Pull each line holding the word "качество" from the data.

__Material shown__.
──────────
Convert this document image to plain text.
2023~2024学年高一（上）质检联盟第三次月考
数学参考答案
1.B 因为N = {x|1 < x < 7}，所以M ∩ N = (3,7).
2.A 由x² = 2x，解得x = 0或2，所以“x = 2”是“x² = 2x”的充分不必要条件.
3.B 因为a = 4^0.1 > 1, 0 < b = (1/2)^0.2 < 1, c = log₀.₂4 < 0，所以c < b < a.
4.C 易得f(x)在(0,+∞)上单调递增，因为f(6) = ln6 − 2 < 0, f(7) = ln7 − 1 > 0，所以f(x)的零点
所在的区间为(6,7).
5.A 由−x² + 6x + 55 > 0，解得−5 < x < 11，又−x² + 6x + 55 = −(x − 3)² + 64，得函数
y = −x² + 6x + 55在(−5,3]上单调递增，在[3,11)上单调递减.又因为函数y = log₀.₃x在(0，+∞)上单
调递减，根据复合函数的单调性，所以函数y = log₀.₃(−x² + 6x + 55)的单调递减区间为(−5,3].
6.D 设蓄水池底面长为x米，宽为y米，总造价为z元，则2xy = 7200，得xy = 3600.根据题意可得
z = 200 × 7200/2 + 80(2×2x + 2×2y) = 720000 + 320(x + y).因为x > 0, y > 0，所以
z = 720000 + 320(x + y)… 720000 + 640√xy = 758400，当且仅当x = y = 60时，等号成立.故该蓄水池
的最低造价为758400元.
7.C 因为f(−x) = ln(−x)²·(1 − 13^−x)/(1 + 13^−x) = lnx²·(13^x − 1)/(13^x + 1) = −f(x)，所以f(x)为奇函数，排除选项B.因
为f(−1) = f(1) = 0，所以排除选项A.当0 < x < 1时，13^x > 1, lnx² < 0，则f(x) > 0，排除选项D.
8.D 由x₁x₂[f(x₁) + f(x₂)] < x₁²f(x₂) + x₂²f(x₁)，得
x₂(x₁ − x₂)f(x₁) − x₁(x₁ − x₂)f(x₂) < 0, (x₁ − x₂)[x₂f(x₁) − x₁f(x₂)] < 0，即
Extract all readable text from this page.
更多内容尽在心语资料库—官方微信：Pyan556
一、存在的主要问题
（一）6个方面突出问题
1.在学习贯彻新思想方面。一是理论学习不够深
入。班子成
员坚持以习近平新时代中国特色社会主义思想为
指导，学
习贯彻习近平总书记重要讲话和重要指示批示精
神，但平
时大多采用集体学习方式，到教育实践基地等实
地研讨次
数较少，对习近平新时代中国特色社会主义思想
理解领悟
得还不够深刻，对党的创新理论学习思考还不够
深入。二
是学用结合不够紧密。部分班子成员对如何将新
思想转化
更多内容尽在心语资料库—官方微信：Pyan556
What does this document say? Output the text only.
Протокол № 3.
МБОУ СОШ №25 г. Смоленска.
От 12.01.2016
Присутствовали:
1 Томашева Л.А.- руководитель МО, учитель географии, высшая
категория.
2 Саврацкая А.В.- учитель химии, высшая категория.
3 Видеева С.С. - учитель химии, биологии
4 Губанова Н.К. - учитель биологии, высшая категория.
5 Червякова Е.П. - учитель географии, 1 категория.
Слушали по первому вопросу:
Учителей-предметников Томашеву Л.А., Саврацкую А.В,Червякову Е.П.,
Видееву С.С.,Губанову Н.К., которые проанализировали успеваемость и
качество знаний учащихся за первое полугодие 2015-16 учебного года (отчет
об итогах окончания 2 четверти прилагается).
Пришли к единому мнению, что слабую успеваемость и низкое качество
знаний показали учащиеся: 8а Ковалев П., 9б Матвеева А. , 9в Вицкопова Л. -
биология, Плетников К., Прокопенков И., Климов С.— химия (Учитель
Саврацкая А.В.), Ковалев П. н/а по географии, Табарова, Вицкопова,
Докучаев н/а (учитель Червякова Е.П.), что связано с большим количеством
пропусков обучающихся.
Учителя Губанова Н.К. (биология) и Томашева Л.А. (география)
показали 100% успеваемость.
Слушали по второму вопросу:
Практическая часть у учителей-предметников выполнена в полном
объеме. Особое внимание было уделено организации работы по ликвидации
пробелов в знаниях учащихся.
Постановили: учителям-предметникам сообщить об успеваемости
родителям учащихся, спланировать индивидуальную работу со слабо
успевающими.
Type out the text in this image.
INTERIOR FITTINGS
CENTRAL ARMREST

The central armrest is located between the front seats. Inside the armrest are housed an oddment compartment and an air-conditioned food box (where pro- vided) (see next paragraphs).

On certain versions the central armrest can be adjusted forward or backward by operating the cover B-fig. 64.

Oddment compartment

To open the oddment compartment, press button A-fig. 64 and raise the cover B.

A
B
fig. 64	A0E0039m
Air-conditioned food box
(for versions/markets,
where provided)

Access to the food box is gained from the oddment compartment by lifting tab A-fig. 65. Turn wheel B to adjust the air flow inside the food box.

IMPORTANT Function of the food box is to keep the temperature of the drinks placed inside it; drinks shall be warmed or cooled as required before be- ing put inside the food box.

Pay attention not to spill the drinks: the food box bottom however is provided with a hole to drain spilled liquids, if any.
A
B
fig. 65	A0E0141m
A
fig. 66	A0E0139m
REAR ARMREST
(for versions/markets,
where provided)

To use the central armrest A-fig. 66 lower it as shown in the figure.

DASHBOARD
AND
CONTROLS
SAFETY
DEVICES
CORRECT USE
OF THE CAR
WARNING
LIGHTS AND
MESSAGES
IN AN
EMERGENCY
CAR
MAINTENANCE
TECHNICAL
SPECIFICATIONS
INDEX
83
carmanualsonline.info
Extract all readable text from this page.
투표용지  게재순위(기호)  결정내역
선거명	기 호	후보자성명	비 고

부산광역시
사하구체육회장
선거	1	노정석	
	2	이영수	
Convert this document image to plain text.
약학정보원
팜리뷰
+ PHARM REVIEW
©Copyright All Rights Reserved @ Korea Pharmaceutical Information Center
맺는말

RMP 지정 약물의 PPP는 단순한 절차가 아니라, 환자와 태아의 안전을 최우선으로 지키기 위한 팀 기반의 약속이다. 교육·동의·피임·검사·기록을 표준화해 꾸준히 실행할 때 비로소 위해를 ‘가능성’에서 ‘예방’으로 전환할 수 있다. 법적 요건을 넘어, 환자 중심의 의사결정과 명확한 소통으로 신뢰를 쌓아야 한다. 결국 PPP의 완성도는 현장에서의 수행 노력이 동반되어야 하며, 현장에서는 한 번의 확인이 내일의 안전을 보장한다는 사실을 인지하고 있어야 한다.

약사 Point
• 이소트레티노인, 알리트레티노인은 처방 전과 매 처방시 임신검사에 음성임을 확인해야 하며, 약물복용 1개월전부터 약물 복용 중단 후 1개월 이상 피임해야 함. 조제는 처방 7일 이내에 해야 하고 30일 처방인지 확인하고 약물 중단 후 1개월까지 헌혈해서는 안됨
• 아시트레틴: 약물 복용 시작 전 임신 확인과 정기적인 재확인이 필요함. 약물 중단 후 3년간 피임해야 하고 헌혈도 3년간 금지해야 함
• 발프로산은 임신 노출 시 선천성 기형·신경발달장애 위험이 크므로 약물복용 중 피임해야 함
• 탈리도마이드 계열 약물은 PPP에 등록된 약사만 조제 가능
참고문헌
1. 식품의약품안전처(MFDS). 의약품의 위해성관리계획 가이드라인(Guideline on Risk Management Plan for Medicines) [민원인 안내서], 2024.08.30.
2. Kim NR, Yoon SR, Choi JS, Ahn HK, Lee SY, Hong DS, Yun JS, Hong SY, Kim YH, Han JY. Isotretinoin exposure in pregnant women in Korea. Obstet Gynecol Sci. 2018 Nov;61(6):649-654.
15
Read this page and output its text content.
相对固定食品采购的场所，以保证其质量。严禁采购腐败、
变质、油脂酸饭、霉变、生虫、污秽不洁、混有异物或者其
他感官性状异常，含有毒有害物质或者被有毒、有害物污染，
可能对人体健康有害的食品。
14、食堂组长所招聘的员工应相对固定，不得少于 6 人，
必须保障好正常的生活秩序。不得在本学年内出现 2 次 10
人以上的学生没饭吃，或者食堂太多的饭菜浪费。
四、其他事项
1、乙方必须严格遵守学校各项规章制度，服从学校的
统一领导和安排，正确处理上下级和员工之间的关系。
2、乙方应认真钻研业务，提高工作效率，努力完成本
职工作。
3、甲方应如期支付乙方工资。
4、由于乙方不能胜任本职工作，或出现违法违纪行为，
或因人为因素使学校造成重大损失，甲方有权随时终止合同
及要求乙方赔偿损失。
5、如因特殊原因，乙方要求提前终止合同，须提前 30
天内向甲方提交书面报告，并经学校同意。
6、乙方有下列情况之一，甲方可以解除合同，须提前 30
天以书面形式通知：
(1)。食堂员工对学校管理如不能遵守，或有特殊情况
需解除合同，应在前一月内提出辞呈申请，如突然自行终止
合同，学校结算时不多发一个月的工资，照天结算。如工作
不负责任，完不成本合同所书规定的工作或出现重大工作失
──────────
__Output of the exercise__.
качество знаний учащихся за первое полугодие 2015-16 учебного года (отчет
Пришли к единому мнению, что слабую успеваемость и низкое качество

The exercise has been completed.